Select every line holding the word "Control" and copy it.

-- -- --

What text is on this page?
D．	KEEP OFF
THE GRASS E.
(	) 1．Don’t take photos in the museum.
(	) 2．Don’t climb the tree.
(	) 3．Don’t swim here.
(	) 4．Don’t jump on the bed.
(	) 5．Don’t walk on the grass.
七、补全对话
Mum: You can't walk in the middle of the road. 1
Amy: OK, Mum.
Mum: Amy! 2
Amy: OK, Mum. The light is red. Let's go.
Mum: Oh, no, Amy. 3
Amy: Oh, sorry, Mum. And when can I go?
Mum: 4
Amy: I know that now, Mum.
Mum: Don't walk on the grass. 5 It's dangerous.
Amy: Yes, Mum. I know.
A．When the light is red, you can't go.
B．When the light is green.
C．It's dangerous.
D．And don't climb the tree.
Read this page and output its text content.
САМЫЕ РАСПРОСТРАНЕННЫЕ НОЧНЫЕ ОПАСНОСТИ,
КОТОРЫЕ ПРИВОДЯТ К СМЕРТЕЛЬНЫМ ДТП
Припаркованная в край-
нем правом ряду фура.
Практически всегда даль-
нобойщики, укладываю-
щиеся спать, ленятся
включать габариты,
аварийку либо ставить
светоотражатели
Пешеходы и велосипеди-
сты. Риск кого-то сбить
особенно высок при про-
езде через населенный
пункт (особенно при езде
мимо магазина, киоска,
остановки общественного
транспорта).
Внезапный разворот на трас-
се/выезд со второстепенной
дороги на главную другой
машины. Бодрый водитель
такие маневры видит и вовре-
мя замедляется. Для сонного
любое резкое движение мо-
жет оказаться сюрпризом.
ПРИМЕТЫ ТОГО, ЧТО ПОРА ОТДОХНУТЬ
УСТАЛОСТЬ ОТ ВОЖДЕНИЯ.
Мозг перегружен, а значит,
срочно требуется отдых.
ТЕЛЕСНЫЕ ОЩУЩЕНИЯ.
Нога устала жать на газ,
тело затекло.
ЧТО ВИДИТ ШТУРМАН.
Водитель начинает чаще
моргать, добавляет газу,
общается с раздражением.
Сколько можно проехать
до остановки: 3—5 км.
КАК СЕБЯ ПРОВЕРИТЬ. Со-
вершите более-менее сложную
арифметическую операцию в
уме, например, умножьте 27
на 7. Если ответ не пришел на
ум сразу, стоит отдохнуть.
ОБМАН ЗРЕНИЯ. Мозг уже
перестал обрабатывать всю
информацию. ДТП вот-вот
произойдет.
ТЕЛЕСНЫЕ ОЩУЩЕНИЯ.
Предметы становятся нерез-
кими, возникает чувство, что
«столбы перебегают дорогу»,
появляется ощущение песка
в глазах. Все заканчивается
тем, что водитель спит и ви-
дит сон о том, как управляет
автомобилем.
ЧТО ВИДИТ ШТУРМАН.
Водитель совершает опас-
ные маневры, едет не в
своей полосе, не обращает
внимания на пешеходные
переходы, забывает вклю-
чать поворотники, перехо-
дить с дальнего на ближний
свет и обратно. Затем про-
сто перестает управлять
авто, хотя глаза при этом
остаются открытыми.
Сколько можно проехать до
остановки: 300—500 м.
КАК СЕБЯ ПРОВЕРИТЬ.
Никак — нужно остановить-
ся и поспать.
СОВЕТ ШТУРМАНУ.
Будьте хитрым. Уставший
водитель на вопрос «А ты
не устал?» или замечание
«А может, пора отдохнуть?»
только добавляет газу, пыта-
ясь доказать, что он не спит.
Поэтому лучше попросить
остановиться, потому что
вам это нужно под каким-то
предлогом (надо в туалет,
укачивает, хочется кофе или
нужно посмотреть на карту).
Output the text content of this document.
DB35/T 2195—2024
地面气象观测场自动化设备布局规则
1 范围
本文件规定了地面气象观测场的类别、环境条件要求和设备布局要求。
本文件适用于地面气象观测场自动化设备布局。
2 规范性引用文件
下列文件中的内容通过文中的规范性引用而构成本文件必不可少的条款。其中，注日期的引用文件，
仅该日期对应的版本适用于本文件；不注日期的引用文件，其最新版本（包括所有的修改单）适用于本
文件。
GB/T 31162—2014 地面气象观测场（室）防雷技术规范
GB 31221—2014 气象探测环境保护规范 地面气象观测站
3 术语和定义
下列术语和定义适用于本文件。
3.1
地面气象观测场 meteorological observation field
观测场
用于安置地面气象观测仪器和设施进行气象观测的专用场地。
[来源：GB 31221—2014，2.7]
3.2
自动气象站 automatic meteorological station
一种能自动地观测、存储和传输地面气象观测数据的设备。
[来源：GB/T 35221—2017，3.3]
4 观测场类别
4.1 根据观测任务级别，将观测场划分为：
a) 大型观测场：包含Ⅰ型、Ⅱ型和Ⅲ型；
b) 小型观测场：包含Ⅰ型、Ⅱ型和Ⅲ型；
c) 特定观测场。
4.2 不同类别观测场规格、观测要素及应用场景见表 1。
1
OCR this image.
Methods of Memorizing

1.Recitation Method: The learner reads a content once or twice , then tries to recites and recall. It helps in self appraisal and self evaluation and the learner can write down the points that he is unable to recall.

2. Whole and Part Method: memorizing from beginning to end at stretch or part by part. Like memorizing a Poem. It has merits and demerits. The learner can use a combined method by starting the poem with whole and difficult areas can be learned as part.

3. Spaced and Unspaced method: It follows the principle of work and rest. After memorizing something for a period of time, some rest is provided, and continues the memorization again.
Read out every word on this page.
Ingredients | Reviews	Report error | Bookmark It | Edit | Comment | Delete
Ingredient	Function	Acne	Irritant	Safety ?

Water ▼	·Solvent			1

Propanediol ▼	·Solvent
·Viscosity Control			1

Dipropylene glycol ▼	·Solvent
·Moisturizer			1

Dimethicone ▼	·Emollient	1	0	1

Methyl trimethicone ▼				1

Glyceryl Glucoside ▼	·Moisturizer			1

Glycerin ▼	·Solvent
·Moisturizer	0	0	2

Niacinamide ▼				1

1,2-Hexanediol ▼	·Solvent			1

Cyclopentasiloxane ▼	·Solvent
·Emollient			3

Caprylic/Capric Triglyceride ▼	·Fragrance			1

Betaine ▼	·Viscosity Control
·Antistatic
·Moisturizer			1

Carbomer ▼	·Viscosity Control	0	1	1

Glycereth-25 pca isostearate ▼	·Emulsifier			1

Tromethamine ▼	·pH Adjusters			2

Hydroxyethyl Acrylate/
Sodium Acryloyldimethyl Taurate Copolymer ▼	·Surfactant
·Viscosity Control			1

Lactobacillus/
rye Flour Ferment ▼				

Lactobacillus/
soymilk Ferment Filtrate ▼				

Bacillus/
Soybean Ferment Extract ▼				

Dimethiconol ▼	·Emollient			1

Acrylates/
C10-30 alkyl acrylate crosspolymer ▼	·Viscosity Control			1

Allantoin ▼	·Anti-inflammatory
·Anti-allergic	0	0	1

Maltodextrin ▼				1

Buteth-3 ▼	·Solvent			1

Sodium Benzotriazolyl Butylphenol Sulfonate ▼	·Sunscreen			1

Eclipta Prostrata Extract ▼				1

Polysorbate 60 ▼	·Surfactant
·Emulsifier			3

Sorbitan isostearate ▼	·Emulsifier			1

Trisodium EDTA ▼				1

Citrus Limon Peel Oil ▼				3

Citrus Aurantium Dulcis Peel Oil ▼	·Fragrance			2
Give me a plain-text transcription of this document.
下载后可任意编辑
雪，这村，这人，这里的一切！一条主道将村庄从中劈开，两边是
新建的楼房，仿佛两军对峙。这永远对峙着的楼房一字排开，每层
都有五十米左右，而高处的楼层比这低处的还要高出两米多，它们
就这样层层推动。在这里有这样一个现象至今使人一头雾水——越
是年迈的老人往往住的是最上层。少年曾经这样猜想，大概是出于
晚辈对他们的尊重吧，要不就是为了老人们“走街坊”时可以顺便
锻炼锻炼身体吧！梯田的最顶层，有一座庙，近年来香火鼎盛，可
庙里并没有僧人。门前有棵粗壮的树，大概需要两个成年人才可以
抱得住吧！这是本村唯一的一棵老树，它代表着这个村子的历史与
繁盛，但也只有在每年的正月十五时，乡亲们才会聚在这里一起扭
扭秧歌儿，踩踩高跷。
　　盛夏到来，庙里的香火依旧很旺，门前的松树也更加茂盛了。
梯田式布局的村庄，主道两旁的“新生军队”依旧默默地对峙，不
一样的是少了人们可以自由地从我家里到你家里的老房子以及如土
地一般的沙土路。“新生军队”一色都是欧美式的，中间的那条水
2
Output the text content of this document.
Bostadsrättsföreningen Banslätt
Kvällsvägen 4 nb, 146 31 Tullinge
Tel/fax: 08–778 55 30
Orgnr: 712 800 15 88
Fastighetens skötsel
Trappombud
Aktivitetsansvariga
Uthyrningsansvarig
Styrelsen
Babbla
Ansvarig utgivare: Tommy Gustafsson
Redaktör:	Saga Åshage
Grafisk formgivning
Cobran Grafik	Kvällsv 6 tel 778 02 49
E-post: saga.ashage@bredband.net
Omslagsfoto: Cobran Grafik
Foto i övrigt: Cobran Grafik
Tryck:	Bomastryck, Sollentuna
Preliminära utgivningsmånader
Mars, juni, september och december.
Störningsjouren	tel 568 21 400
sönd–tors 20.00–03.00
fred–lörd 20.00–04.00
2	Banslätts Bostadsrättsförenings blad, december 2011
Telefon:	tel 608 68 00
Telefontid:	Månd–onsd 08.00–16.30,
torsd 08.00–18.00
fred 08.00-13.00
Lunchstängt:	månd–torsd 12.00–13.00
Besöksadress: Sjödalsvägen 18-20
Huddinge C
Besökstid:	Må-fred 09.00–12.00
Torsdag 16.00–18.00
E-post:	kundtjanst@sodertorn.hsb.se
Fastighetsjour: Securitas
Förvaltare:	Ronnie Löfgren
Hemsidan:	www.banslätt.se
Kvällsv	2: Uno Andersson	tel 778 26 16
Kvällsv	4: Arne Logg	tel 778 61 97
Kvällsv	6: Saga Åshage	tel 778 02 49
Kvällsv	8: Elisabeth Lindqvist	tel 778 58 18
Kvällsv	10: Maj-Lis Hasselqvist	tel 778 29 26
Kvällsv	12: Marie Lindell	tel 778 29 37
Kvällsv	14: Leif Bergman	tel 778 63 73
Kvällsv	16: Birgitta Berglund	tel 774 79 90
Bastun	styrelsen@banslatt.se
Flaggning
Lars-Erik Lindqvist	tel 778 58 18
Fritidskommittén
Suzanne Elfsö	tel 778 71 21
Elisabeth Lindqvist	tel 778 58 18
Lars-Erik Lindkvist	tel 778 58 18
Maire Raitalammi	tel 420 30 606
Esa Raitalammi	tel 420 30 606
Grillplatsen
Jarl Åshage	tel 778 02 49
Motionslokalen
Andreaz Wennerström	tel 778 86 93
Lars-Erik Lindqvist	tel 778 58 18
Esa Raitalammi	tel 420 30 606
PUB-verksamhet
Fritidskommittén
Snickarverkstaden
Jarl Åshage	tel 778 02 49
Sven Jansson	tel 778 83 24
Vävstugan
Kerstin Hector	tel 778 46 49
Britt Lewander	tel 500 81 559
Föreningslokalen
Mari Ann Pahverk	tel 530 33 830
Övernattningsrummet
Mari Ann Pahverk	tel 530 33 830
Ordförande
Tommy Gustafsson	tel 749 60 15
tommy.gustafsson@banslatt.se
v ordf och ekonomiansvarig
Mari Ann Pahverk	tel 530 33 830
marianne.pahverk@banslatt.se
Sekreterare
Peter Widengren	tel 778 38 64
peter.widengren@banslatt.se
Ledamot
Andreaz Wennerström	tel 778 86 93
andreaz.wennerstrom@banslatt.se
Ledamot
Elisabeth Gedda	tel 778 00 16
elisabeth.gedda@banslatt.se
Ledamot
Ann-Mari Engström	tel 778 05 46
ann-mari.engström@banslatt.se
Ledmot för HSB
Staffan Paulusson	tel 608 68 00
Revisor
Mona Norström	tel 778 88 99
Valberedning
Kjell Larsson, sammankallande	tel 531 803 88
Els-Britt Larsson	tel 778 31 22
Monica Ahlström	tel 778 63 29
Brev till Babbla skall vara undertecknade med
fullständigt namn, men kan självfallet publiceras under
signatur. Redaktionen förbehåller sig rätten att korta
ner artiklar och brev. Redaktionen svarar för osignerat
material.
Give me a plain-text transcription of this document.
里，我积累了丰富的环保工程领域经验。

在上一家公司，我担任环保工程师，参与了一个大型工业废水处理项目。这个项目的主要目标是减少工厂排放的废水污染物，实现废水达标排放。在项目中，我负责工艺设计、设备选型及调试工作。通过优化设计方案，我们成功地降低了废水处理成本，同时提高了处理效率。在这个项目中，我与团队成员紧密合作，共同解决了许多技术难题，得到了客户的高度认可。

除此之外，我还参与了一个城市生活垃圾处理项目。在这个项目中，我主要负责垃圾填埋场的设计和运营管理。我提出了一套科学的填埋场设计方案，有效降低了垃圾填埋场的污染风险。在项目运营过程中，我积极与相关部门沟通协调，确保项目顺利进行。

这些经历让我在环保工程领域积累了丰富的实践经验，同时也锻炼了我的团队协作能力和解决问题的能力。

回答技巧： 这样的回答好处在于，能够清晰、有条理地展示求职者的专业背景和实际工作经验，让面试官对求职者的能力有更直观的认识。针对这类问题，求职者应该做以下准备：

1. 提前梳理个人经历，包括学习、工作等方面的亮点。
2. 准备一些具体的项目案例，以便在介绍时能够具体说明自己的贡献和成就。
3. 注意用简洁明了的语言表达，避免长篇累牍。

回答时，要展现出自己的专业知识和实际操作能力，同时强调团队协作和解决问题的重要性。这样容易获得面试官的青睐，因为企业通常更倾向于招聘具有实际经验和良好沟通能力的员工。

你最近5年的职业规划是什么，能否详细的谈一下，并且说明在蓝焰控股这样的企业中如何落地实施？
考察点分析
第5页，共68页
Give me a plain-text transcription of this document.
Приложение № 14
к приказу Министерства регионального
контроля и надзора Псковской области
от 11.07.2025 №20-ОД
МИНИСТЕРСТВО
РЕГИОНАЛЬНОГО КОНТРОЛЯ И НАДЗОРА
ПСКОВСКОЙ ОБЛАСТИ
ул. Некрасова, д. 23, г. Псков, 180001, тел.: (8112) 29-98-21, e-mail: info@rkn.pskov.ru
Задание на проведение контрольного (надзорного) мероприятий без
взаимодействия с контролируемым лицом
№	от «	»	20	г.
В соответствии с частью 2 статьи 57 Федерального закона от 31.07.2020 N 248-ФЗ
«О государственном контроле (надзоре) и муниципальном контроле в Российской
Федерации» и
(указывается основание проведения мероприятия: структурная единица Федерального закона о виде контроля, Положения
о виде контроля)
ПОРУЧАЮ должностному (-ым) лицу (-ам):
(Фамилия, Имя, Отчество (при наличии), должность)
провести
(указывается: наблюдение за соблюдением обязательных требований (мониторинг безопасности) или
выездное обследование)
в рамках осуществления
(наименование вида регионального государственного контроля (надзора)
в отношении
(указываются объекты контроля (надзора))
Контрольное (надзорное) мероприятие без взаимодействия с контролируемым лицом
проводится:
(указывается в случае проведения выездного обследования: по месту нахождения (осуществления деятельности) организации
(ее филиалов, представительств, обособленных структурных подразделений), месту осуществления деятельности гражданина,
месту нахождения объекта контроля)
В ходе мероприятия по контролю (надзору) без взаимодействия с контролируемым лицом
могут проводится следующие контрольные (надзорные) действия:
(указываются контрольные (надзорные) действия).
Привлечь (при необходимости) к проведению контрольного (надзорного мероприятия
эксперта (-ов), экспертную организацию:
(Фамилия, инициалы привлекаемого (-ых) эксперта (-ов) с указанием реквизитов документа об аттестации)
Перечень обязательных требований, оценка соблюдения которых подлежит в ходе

-- -- --

**Solution:**
·Viscosity Control			1
Betaine ▼	·Viscosity Control
Carbomer ▼	·Viscosity Control	0	1	1
·Viscosity Control			1
C10-30 alkyl acrylate crosspolymer ▼	·Viscosity Control			1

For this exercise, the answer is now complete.